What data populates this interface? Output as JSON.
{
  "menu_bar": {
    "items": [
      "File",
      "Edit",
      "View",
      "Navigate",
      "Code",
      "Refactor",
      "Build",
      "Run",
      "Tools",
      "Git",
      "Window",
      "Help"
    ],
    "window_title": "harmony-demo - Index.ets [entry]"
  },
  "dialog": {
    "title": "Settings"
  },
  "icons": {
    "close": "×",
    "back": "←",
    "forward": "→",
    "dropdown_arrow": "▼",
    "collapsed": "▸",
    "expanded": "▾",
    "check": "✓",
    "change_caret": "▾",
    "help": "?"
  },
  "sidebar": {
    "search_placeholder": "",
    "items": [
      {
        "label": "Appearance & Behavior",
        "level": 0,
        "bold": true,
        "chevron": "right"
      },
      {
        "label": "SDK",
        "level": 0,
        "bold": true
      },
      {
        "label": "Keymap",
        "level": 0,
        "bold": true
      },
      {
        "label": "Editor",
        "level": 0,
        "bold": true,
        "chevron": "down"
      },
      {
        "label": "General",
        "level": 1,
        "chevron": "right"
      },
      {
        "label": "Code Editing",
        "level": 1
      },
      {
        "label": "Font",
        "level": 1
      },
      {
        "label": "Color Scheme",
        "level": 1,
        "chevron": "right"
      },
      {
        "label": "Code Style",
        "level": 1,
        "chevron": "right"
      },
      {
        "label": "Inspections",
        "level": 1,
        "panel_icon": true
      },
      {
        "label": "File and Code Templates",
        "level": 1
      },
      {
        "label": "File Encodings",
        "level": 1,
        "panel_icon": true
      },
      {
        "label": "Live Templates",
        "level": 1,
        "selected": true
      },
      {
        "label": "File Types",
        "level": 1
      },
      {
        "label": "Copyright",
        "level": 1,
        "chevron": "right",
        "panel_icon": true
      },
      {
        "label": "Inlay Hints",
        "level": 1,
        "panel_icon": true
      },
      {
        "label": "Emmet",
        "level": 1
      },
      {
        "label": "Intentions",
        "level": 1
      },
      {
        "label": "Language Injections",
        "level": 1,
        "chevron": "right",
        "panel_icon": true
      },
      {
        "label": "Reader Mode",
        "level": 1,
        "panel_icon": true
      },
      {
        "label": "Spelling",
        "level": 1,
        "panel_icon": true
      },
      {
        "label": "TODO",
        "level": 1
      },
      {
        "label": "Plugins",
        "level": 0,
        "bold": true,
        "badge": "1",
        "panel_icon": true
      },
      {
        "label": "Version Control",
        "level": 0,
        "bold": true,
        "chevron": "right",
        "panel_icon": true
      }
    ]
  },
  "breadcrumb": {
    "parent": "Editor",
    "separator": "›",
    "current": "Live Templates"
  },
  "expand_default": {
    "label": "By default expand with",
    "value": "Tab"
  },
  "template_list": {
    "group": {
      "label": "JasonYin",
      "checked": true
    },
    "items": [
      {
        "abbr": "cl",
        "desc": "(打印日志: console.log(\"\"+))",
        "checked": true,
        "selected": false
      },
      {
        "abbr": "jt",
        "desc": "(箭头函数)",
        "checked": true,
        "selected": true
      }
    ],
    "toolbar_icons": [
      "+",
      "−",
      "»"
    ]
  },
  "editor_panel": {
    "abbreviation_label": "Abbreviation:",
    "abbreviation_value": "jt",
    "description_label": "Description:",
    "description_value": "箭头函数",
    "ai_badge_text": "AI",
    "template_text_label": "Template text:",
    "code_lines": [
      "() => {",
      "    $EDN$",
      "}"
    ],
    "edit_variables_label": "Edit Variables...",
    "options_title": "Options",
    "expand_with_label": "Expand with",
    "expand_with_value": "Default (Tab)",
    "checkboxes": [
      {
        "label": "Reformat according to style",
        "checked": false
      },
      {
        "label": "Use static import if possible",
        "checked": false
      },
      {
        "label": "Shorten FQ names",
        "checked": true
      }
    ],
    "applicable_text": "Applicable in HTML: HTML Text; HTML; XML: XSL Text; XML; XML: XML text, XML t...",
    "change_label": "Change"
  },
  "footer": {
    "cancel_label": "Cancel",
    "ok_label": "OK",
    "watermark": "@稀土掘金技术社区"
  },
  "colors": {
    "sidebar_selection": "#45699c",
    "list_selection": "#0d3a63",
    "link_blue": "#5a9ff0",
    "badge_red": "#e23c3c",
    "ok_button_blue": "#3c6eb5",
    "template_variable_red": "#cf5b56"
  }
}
= = =
Direction
Every entry above needs to be quoted exactly.

Response to this exercise
What data populates this interface? Output as JSON.
{
  "menu_bar": {
    "items": [
      "File",
      "Edit",
      "View",
      "Navigate",
      "Code",
      "Refactor",
      "Build",
      "Run",
      "Tools",
      "Git",
      "Window",
      "Help"
    ],
    "window_title": "harmony-demo - Index.ets [entry]"
  },
  "dialog": {
    "title": "Settings"
  },
  "icons": {
    "close": "×",
    "back": "←",
    "forward": "→",
    "dropdown_arrow": "▼",
    "collapsed": "▸",
    "expanded": "▾",
    "check": "✓",
    "change_caret": "▾",
    "help": "?"
  },
  "sidebar": {
    "search_placeholder": "",
    "items": [
      {
        "label": "Appearance & Behavior",
        "level": 0,
        "bold": true,
        "chevron": "right"
      },
      {
        "label": "SDK",
        "level": 0,
        "bold": true
      },
      {
        "label": "Keymap",
        "level": 0,
        "bold": true
      },
      {
        "label": "Editor",
        "level": 0,
        "bold": true,
        "chevron": "down"
      },
      {
        "label": "General",
        "level": 1,
        "chevron": "right"
      },
      {
        "label": "Code Editing",
        "level": 1
      },
      {
        "label": "Font",
        "level": 1
      },
      {
        "label": "Color Scheme",
        "level": 1,
        "chevron": "right"
      },
      {
        "label": "Code Style",
        "level": 1,
        "chevron": "right"
      },
      {
        "label": "Inspections",
        "level": 1,
        "panel_icon": true
      },
      {
        "label": "File and Code Templates",
        "level": 1
      },
      {
        "label": "File Encodings",
        "level": 1,
        "panel_icon": true
      },
      {
        "label": "Live Templates",
        "level": 1,
        "selected": true
      },
      {
        "label": "File Types",
        "level": 1
      },
      {
        "label": "Copyright",
        "level": 1,
        "chevron": "right",
        "panel_icon": true
      },
      {
        "label": "Inlay Hints",
        "level": 1,
        "panel_icon": true
      },
      {
        "label": "Emmet",
        "level": 1
      },
      {
        "label": "Intentions",
        "level": 1
      },
      {
        "label": "Language Injections",
        "level": 1,
        "chevron": "right",
        "panel_icon": true
      },
      {
        "label": "Reader Mode",
        "level": 1,
        "panel_icon": true
      },
      {
        "label": "Spelling",
        "level": 1,
        "panel_icon": true
      },
      {
        "label": "TODO",
        "level": 1
      },
      {
        "label": "Plugins",
        "level": 0,
        "bold": true,
        "badge": "1",
        "panel_icon": true
      },
      {
        "label": "Version Control",
        "level": 0,
        "bold": true,
        "chevron": "right",
        "panel_icon": true
      }
    ]
  },
  "breadcrumb": {
    "parent": "Editor",
    "separator": "›",
    "current": "Live Templates"
  },
  "expand_default": {
    "label": "By default expand with",
    "value": "Tab"
  },
  "template_list": {
    "group": {
      "label": "JasonYin",
      "checked": true
    },
    "items": [
      {
        "abbr": "cl",
        "desc": "(打印日志: console.log(\"\"+))",
        "checked": true,
        "selected": false
      },
      {
        "abbr": "jt",
        "desc": "(箭头函数)",
        "checked": true,
        "selected": true
      }
    ],
    "toolbar_icons": [
      "+",
      "−",
      "»"
    ]
  },
  "editor_panel": {
    "abbreviation_label": "Abbreviation:",
    "abbreviation_value": "jt",
    "description_label": "Description:",
    "description_value": "箭头函数",
    "ai_badge_text": "AI",
    "template_text_label": "Template text:",
    "code_lines": [
      "() => {",
      "    $EDN$",
      "}"
    ],
    "edit_variables_label": "Edit Variables...",
    "options_title": "Options",
    "expand_with_label": "Expand with",
    "expand_with_value": "Default (Tab)",
    "checkboxes": [
      {
        "label": "Reformat according to style",
        "checked": false
      },
      {
        "label": "Use static import if possible",
        "checked": false
      },
      {
        "label": "Shorten FQ names",
        "checked": true
      }
    ],
    "applicable_text": "Applicable in HTML: HTML Text; HTML; XML: XSL Text; XML; XML: XML text, XML t...",
    "change_label": "Change"
  },
  "footer": {
    "cancel_label": "Cancel",
    "ok_label": "OK",
    "watermark": "@稀土掘金技术社区"
  },
  "colors": {
    "sidebar_selection": "#45699c",
    "list_selection": "#0d3a63",
    "link_blue": "#5a9ff0",
    "badge_red": "#e23c3c",
    "ok_button_blue": "#3c6eb5",
    "template_variable_red": "#cf5b56"
  }
}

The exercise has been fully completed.